TASK INSTRUCTIONS => Return all entries below exactly. Skip nothing.
++++ AVAILABLE DATA ++++
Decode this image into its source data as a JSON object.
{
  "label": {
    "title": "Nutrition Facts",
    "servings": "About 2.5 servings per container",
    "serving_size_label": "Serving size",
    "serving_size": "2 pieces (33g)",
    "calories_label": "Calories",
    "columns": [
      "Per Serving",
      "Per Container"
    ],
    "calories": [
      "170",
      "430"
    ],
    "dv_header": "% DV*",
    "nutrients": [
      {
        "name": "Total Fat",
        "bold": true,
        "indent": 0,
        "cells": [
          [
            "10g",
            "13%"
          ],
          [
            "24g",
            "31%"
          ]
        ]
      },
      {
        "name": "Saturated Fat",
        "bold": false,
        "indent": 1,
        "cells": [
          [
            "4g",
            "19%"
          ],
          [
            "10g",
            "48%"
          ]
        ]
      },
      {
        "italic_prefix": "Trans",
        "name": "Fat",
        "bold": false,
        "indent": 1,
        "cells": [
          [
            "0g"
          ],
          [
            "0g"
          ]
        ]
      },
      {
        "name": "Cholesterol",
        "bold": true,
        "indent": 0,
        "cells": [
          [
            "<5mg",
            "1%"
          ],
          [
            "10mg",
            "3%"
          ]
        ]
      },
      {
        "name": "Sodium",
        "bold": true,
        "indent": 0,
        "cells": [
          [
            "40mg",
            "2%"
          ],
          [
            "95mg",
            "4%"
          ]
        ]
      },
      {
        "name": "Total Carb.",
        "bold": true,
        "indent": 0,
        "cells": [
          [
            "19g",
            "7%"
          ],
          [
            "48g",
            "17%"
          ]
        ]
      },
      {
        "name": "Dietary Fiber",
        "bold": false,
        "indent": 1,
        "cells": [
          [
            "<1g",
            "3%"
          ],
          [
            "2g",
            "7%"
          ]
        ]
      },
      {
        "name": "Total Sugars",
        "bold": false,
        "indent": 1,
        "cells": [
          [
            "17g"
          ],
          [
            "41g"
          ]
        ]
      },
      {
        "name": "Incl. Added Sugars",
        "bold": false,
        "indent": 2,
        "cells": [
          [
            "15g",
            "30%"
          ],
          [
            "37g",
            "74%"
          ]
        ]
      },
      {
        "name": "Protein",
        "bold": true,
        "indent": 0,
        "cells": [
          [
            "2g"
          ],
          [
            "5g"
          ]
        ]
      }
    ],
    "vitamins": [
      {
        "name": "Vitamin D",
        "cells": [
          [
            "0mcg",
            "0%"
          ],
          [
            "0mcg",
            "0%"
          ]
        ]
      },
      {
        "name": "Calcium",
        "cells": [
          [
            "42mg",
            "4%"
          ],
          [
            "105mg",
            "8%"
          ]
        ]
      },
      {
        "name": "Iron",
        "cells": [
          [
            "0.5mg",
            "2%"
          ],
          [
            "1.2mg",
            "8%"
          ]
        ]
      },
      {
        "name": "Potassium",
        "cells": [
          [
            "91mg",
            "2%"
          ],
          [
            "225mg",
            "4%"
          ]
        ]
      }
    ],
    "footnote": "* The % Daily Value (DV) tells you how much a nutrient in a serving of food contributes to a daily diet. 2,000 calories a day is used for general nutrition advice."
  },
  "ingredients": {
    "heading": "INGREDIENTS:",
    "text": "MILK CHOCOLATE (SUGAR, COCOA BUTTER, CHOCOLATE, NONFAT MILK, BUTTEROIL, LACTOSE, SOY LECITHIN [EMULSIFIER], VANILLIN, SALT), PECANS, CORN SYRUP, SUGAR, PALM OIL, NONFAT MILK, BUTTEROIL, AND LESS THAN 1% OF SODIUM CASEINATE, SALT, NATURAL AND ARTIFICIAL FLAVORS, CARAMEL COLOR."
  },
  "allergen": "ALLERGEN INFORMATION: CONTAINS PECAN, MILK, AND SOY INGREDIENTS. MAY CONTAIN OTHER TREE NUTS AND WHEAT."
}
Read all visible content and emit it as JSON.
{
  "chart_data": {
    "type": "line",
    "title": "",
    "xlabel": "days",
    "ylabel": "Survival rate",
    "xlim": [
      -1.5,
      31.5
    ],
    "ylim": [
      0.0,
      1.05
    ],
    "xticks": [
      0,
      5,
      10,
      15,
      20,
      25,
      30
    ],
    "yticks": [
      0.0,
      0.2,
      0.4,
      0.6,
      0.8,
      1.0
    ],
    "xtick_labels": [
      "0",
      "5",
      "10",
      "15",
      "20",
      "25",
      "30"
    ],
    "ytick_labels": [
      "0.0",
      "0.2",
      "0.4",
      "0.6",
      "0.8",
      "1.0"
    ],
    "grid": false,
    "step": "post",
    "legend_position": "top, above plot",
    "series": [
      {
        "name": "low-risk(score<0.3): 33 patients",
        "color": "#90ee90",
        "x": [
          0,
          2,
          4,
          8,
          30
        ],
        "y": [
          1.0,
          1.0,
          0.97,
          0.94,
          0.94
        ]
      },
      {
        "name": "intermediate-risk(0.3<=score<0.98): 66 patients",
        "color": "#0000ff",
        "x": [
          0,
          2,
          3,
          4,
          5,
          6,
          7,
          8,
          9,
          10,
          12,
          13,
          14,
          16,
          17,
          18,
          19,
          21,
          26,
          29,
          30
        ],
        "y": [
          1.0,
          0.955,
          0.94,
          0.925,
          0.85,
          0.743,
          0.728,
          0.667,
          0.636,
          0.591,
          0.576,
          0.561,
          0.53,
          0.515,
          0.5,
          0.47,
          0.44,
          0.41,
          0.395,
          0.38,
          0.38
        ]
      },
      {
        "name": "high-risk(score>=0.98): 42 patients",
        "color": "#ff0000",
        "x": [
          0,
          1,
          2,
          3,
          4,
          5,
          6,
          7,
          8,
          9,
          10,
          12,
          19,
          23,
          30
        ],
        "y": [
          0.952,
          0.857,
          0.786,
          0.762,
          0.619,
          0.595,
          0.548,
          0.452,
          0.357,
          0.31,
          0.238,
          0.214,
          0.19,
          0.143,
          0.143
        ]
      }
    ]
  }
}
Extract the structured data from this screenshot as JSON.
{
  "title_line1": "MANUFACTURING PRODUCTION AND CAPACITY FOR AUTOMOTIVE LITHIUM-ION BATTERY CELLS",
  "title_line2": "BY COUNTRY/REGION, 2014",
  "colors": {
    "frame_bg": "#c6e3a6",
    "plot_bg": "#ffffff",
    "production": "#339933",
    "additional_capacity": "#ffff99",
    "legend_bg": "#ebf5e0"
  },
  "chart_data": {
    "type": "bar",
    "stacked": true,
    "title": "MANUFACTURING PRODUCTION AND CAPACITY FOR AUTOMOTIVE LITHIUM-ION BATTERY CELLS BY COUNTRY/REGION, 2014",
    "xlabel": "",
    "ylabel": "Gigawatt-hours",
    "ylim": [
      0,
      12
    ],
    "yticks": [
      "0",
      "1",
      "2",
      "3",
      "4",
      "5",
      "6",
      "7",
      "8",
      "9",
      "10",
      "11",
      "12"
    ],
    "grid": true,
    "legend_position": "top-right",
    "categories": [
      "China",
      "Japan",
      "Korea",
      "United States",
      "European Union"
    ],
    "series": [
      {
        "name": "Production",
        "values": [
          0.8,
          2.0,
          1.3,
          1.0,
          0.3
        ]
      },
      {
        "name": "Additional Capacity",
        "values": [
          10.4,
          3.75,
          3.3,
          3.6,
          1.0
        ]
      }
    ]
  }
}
++++
WRITTEN ANSWER =>
Decode this image into its source data as a JSON object.
{
  "label": {
    "title": "Nutrition Facts",
    "servings": "About 2.5 servings per container",
    "serving_size_label": "Serving size",
    "serving_size": "2 pieces (33g)",
    "calories_label": "Calories",
    "columns": [
      "Per Serving",
      "Per Container"
    ],
    "calories": [
      "170",
      "430"
    ],
    "dv_header": "% DV*",
    "nutrients": [
      {
        "name": "Total Fat",
        "bold": true,
        "indent": 0,
        "cells": [
          [
            "10g",
            "13%"
          ],
          [
            "24g",
            "31%"
          ]
        ]
      },
      {
        "name": "Saturated Fat",
        "bold": false,
        "indent": 1,
        "cells": [
          [
            "4g",
            "19%"
          ],
          [
            "10g",
            "48%"
          ]
        ]
      },
      {
        "italic_prefix": "Trans",
        "name": "Fat",
        "bold": false,
        "indent": 1,
        "cells": [
          [
            "0g"
          ],
          [
            "0g"
          ]
        ]
      },
      {
        "name": "Cholesterol",
        "bold": true,
        "indent": 0,
        "cells": [
          [
            "<5mg",
            "1%"
          ],
          [
            "10mg",
            "3%"
          ]
        ]
      },
      {
        "name": "Sodium",
        "bold": true,
        "indent": 0,
        "cells": [
          [
            "40mg",
            "2%"
          ],
          [
            "95mg",
            "4%"
          ]
        ]
      },
      {
        "name": "Total Carb.",
        "bold": true,
        "indent": 0,
        "cells": [
          [
            "19g",
            "7%"
          ],
          [
            "48g",
            "17%"
          ]
        ]
      },
      {
        "name": "Dietary Fiber",
        "bold": false,
        "indent": 1,
        "cells": [
          [
            "<1g",
            "3%"
          ],
          [
            "2g",
            "7%"
          ]
        ]
      },
      {
        "name": "Total Sugars",
        "bold": false,
        "indent": 1,
        "cells": [
          [
            "17g"
          ],
          [
            "41g"
          ]
        ]
      },
      {
        "name": "Incl. Added Sugars",
        "bold": false,
        "indent": 2,
        "cells": [
          [
            "15g",
            "30%"
          ],
          [
            "37g",
            "74%"
          ]
        ]
      },
      {
        "name": "Protein",
        "bold": true,
        "indent": 0,
        "cells": [
          [
            "2g"
          ],
          [
            "5g"
          ]
        ]
      }
    ],
    "vitamins": [
      {
        "name": "Vitamin D",
        "cells": [
          [
            "0mcg",
            "0%"
          ],
          [
            "0mcg",
            "0%"
          ]
        ]
      },
      {
        "name": "Calcium",
        "cells": [
          [
            "42mg",
            "4%"
          ],
          [
            "105mg",
            "8%"
          ]
        ]
      },
      {
        "name": "Iron",
        "cells": [
          [
            "0.5mg",
            "2%"
          ],
          [
            "1.2mg",
            "8%"
          ]
        ]
      },
      {
        "name": "Potassium",
        "cells": [
          [
            "91mg",
            "2%"
          ],
          [
            "225mg",
            "4%"
          ]
        ]
      }
    ],
    "footnote": "* The % Daily Value (DV) tells you how much a nutrient in a serving of food contributes to a daily diet. 2,000 calories a day is used for general nutrition advice."
  },
  "ingredients": {
    "heading": "INGREDIENTS:",
    "text": "MILK CHOCOLATE (SUGAR, COCOA BUTTER, CHOCOLATE, NONFAT MILK, BUTTEROIL, LACTOSE, SOY LECITHIN [EMULSIFIER], VANILLIN, SALT), PECANS, CORN SYRUP, SUGAR, PALM OIL, NONFAT MILK, BUTTEROIL, AND LESS THAN 1% OF SODIUM CASEINATE, SALT, NATURAL AND ARTIFICIAL FLAVORS, CARAMEL COLOR."
  },
  "allergen": "ALLERGEN INFORMATION: CONTAINS PECAN, MILK, AND SOY INGREDIENTS. MAY CONTAIN OTHER TREE NUTS AND WHEAT."
}
Read all visible content and emit it as JSON.
{
  "chart_data": {
    "type": "line",
    "title": "",
    "xlabel": "days",
    "ylabel": "Survival rate",
    "xlim": [
      -1.5,
      31.5
    ],
    "ylim": [
      0.0,
      1.05
    ],
    "xticks": [
      0,
      5,
      10,
      15,
      20,
      25,
      30
    ],
    "yticks": [
      0.0,
      0.2,
      0.4,
      0.6,
      0.8,
      1.0
    ],
    "xtick_labels": [
      "0",
      "5",
      "10",
      "15",
      "20",
      "25",
      "30"
    ],
    "ytick_labels": [
      "0.0",
      "0.2",
      "0.4",
      "0.6",
      "0.8",
      "1.0"
    ],
    "grid": false,
    "step": "post",
    "legend_position": "top, above plot",
    "series": [
      {
        "name": "low-risk(score<0.3): 33 patients",
        "color": "#90ee90",
        "x": [
          0,
          2,
          4,
          8,
          30
        ],
        "y": [
          1.0,
          1.0,
          0.97,
          0.94,
          0.94
        ]
      },
      {
        "name": "intermediate-risk(0.3<=score<0.98): 66 patients",
        "color": "#0000ff",
        "x": [
          0,
          2,
          3,
          4,
          5,
          6,
          7,
          8,
          9,
          10,
          12,
          13,
          14,
          16,
          17,
          18,
          19,
          21,
          26,
          29,
          30
        ],
        "y": [
          1.0,
          0.955,
          0.94,
          0.925,
          0.85,
          0.743,
          0.728,
          0.667,
          0.636,
          0.591,
          0.576,
          0.561,
          0.53,
          0.515,
          0.5,
          0.47,
          0.44,
          0.41,
          0.395,
          0.38,
          0.38
        ]
      },
      {
        "name": "high-risk(score>=0.98): 42 patients",
        "color": "#ff0000",
        "x": [
          0,
          1,
          2,
          3,
          4,
          5,
          6,
          7,
          8,
          9,
          10,
          12,
          19,
          23,
          30
        ],
        "y": [
          0.952,
          0.857,
          0.786,
          0.762,
          0.619,
          0.595,
          0.548,
          0.452,
          0.357,
          0.31,
          0.238,
          0.214,
          0.19,
          0.143,
          0.143
        ]
      }
    ]
  }
}
Extract the structured data from this screenshot as JSON.
{
  "title_line1": "MANUFACTURING PRODUCTION AND CAPACITY FOR AUTOMOTIVE LITHIUM-ION BATTERY CELLS",
  "title_line2": "BY COUNTRY/REGION, 2014",
  "colors": {
    "frame_bg": "#c6e3a6",
    "plot_bg": "#ffffff",
    "production": "#339933",
    "additional_capacity": "#ffff99",
    "legend_bg": "#ebf5e0"
  },
  "chart_data": {
    "type": "bar",
    "stacked": true,
    "title": "MANUFACTURING PRODUCTION AND CAPACITY FOR AUTOMOTIVE LITHIUM-ION BATTERY CELLS BY COUNTRY/REGION, 2014",
    "xlabel": "",
    "ylabel": "Gigawatt-hours",
    "ylim": [
      0,
      12
    ],
    "yticks": [
      "0",
      "1",
      "2",
      "3",
      "4",
      "5",
      "6",
      "7",
      "8",
      "9",
      "10",
      "11",
      "12"
    ],
    "grid": true,
    "legend_position": "top-right",
    "categories": [
      "China",
      "Japan",
      "Korea",
      "United States",
      "European Union"
    ],
    "series": [
      {
        "name": "Production",
        "values": [
          0.8,
          2.0,
          1.3,
          1.0,
          0.3
        ]
      },
      {
        "name": "Additional Capacity",
        "values": [
          10.4,
          3.75,
          3.3,
          3.6,
          1.0
        ]
      }
    ]
  }
}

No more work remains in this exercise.